Exercise task ->
From the listing below, pull out all lines with "name" in them.

Records ->
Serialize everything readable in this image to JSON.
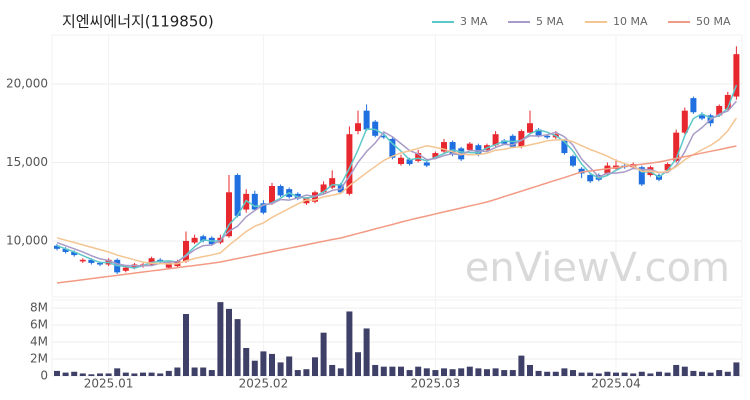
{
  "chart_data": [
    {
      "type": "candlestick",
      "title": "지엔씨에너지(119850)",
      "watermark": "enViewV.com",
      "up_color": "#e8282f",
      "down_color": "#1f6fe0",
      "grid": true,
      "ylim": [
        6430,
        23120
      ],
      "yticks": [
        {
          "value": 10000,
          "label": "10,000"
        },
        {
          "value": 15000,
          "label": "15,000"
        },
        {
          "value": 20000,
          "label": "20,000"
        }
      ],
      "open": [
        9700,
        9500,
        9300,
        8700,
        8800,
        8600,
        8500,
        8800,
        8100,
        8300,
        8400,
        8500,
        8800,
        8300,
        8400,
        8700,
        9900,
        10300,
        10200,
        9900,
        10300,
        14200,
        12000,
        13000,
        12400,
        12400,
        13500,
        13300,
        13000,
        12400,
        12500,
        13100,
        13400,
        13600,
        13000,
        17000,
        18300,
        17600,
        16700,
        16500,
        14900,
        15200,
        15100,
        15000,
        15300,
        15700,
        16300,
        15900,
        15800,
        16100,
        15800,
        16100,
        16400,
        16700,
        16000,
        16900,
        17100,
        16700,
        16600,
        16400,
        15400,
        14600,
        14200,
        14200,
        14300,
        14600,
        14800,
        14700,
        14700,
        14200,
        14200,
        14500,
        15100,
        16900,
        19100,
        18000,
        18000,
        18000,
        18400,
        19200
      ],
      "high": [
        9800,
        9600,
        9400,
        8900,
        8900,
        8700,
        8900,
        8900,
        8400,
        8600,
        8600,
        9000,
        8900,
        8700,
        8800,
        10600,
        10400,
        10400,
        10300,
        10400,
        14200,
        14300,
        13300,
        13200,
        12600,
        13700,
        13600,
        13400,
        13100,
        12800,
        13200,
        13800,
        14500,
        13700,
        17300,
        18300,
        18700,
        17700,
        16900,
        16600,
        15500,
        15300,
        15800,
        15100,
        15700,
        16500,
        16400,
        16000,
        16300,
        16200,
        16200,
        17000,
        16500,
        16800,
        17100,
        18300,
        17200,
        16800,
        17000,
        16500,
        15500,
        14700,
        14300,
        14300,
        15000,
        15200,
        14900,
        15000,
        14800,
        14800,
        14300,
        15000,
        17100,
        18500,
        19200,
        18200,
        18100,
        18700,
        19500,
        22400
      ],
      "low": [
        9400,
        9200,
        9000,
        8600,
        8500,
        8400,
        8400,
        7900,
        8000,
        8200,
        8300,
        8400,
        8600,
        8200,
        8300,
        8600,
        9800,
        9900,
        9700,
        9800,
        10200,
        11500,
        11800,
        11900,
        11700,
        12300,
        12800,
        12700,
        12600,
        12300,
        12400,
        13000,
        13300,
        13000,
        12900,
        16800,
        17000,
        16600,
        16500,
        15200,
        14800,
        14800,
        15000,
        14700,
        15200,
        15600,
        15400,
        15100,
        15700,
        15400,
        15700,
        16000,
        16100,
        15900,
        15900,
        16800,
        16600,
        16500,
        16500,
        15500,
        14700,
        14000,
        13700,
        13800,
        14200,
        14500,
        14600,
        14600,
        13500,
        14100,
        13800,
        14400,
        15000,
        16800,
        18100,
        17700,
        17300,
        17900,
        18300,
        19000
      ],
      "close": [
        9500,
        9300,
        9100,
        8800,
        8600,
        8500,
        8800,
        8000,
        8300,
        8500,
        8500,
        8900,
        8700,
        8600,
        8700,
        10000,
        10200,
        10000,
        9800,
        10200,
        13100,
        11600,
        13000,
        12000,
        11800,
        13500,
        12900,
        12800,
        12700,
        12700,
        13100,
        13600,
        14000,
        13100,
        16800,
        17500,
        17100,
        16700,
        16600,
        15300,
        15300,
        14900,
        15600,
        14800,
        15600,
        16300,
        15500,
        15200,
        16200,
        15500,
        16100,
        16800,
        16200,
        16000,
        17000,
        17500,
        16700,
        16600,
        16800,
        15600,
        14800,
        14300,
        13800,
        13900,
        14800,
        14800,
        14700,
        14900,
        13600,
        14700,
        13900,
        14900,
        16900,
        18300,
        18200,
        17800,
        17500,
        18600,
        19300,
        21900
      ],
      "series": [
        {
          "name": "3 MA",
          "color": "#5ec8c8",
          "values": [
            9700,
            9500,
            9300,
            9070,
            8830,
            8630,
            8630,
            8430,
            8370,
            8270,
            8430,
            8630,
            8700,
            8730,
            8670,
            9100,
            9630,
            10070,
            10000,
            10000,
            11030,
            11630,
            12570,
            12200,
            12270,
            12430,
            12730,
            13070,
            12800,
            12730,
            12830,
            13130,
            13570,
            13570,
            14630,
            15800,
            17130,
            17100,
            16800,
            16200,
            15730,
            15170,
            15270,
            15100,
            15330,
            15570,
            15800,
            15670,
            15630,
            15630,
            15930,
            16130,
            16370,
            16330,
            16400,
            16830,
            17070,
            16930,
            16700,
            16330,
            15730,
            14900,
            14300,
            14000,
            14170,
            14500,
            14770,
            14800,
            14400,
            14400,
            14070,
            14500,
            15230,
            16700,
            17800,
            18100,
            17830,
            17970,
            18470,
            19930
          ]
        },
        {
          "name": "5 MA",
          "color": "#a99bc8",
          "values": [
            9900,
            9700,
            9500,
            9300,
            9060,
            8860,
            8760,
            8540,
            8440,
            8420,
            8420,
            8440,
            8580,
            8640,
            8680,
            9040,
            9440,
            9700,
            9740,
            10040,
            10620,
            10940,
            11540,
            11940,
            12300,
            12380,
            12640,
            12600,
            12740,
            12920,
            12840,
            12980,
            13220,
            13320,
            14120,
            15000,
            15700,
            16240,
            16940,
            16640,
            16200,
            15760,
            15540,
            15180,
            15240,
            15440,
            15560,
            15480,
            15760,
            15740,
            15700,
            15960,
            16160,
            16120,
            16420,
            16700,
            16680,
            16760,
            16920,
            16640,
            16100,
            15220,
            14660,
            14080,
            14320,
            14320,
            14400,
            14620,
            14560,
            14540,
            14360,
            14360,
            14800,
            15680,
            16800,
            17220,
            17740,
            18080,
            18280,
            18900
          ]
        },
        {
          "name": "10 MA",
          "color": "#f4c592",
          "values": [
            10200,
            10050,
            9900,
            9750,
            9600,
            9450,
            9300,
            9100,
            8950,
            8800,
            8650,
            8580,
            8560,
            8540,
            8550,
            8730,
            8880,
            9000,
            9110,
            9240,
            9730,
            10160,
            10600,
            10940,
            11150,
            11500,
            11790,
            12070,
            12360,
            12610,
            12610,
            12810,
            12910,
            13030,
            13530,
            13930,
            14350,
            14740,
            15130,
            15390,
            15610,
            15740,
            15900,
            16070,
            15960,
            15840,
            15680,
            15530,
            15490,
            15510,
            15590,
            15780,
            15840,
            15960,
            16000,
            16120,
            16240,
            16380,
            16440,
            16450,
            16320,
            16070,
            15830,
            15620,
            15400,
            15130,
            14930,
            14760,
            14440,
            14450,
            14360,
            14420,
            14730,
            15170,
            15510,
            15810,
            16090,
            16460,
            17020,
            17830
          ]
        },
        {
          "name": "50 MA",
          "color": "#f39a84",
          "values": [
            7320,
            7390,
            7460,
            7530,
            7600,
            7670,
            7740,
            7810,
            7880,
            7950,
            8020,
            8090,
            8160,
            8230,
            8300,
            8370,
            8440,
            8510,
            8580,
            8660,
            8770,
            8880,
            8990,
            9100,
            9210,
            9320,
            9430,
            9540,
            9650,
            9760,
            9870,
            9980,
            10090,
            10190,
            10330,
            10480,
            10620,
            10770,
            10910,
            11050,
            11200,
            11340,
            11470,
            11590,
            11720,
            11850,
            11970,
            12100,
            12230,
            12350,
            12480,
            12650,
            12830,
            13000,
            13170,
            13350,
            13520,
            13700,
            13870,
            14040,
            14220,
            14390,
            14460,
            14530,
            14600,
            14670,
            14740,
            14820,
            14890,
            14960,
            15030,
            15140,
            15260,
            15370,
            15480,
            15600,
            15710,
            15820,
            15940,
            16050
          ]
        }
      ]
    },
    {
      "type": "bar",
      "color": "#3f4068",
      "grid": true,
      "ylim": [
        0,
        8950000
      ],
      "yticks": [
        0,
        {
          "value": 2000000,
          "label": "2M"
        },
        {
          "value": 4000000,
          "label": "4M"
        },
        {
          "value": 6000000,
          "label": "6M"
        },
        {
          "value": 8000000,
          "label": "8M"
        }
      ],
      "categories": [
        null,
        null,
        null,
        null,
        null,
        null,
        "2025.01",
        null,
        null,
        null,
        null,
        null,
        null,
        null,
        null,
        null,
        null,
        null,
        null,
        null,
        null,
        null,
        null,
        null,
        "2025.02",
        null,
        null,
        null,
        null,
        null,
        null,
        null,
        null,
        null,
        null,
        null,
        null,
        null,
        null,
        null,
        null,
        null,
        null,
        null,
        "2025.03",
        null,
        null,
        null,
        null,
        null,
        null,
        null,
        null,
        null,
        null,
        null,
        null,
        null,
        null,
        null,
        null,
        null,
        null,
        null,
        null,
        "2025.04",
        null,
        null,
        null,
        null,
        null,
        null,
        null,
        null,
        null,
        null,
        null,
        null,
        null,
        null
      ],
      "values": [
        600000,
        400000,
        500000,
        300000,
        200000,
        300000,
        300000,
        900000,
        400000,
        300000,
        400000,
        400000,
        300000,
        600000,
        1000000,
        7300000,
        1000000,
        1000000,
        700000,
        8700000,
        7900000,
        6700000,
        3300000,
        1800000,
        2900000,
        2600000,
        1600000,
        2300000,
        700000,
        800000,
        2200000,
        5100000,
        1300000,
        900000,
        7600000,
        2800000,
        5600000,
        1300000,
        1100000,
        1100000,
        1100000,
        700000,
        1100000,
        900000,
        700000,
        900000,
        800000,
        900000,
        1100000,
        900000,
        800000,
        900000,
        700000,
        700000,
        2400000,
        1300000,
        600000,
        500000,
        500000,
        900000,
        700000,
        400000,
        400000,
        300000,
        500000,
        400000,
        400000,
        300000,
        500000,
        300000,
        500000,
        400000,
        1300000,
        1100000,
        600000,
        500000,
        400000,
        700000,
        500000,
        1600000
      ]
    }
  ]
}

Task result ->
          "name": "3 MA",
          "name": "5 MA",
          "name": "10 MA",
          "name": "50 MA",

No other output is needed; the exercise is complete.